# Problem requirements
Within the entries below, how many lines carry the word "organismos"? State the number and stop.

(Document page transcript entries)
[Start of section]

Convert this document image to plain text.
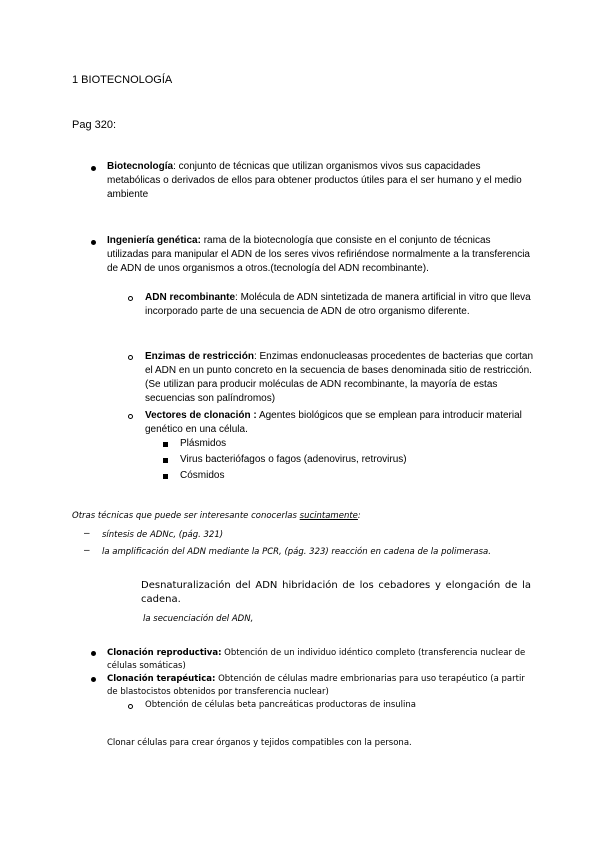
1 BIOTECNOLOGÍA

Pag 320:

Biotecnología: conjunto de técnicas que utilizan organismos vivos sus capacidades metabólicas o derivados de ellos para obtener productos útiles para el ser humano y el medio ambiente

Ingeniería genética: rama de la biotecnología que consiste en el conjunto de técnicas utilizadas para manipular el ADN de los seres vivos refiriéndose normalmente a la transferencia de ADN de unos organismos a otros.(tecnología del ADN recombinante).

ADN recombinante: Molécula de ADN sintetizada de manera artificial in vitro que lleva incorporado parte de una secuencia de ADN de otro organismo diferente.

Enzimas de restricción: Enzimas endonucleasas procedentes de bacterias que cortan el ADN en un punto concreto en la secuencia de bases denominada sitio de restricción. (Se utilizan para producir moléculas de ADN recombinante, la mayoría de estas secuencias son palíndromos)

Vectores de clonación : Agentes biológicos que se emplean para introducir material genético en una célula.

Plásmidos

Virus bacteriófagos o fagos (adenovirus, retrovirus)

Cósmidos

Otras técnicas que puede ser interesante conocerlas sucintamente:

– síntesis de ADNc, (pág. 321)

– la amplificación del ADN mediante la PCR, (pág. 323) reacción en cadena de la polimerasa.

Desnaturalización del ADN hibridación de los cebadores y elongación de la cadena.

la secuenciación del ADN,

Clonación reproductiva: Obtención de un individuo idéntico completo (transferencia nuclear de células somáticas)

Clonación terapéutica: Obtención de células madre embrionarias para uso terapéutico (a partir de blastocistos obtenidos por transferencia nuclear)

Obtención de células beta pancreáticas productoras de insulina

Clonar células para crear órganos y tejidos compatibles con la persona.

[End of section]

# Answer to the exercise
2